▸ Problem description
Set out every line bearing the string "Connection".

(Dataset excerpt)
======

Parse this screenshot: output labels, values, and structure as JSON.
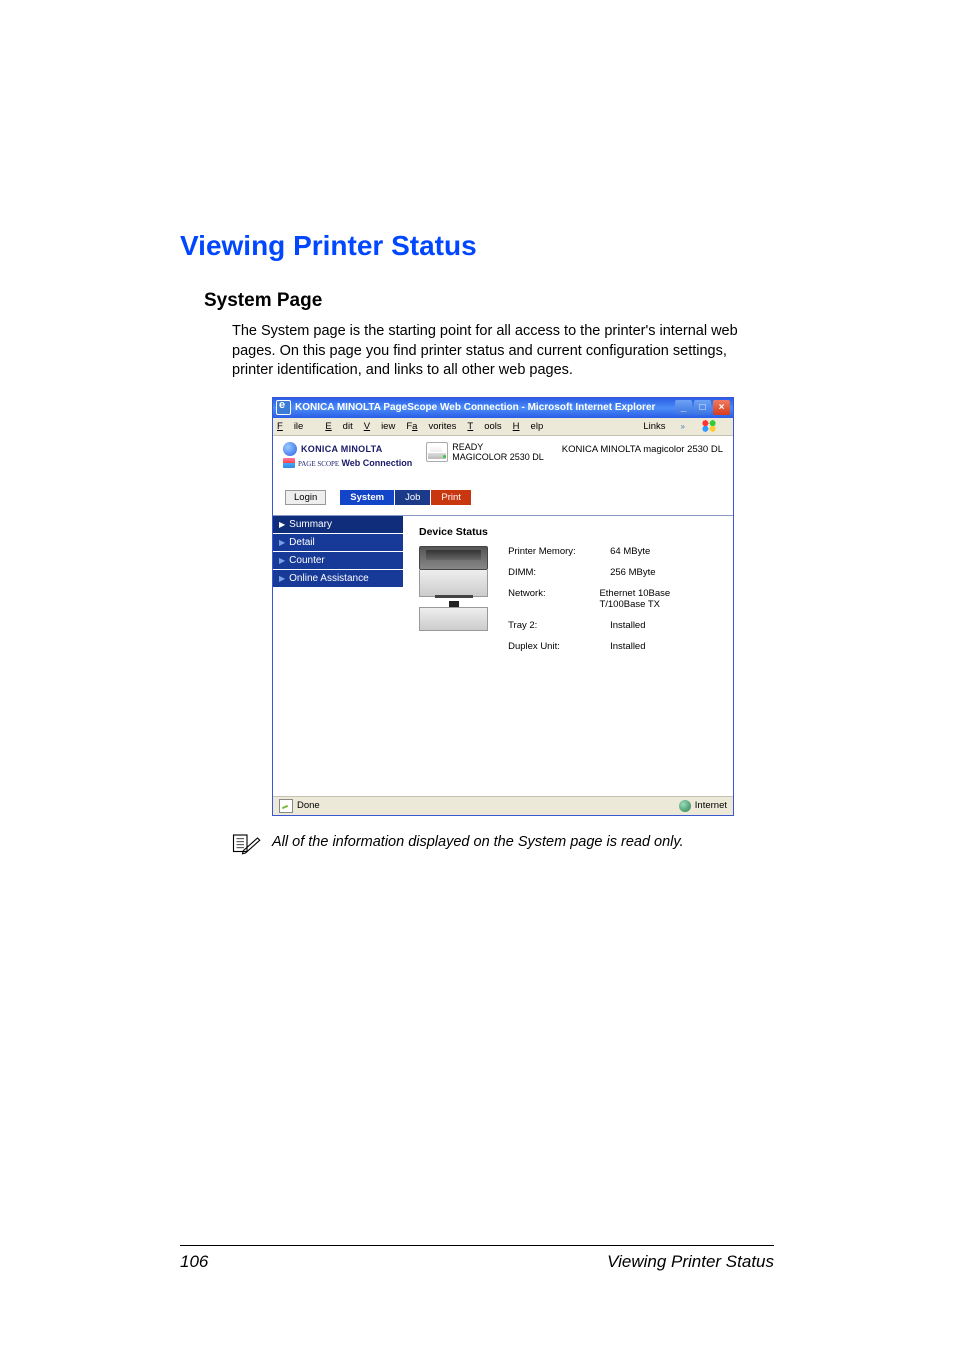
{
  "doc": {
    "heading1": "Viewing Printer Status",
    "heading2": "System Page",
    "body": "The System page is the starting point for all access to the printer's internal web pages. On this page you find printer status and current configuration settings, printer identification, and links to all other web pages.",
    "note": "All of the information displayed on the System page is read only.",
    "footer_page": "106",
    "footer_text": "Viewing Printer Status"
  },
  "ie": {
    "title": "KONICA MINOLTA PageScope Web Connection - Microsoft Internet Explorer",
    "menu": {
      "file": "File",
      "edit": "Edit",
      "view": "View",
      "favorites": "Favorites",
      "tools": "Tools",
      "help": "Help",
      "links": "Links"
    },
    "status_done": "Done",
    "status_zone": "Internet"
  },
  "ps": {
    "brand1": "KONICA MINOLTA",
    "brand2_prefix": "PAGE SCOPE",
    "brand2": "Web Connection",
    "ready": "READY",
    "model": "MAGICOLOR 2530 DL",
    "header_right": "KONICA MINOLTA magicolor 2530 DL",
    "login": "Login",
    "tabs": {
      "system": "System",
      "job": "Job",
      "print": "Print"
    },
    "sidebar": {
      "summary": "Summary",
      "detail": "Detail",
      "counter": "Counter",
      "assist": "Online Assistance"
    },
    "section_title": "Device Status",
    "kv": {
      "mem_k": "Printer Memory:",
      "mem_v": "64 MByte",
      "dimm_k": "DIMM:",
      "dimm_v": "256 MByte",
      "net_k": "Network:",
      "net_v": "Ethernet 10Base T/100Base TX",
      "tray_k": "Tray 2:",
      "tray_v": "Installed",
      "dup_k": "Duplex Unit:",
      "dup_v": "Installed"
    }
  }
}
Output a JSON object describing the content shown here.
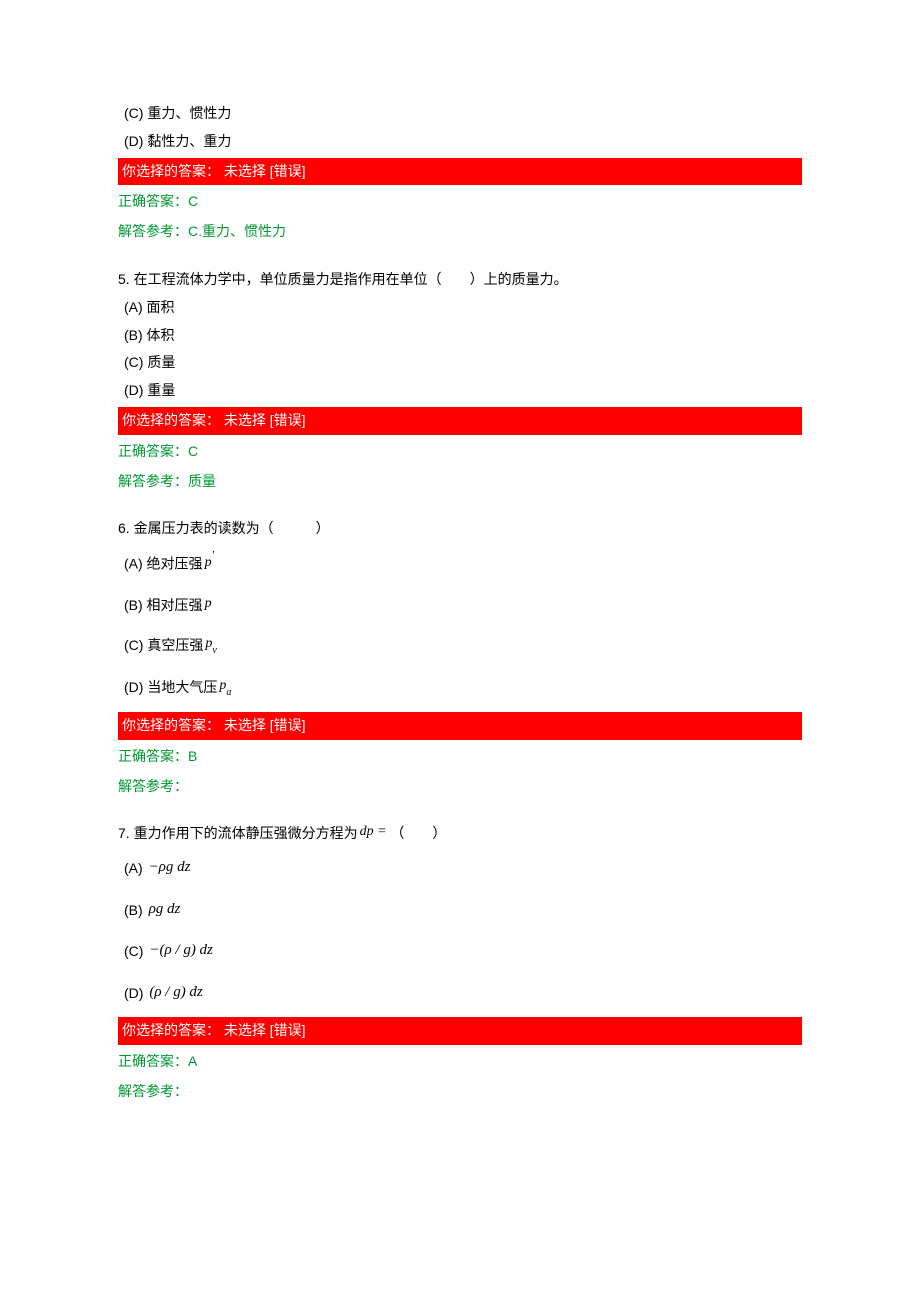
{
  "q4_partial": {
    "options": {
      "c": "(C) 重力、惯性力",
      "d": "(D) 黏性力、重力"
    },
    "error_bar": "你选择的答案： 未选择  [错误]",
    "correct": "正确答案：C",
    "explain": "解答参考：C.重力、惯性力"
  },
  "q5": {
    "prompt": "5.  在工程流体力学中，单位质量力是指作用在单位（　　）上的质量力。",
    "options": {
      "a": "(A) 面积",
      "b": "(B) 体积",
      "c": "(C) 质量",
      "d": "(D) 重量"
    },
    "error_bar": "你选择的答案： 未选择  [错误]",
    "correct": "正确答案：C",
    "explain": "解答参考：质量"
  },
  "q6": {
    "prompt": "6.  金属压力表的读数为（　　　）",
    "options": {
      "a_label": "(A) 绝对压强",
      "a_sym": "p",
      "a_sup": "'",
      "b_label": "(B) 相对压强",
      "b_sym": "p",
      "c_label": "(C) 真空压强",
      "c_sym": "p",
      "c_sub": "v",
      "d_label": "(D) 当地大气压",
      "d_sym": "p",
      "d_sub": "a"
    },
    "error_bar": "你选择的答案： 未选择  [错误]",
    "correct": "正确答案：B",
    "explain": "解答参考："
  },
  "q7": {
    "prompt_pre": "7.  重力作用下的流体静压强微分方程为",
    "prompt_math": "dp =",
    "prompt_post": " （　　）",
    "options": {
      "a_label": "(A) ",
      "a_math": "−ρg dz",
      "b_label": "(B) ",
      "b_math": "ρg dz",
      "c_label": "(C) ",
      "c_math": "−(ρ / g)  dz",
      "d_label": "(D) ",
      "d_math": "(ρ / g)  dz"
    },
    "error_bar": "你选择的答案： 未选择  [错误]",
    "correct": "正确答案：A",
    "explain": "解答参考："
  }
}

======

▸ Answer in full
    "title": "KONICA MINOLTA PageScope Web Connection - Microsoft Internet Explorer",
    "brand2": "Web Connection",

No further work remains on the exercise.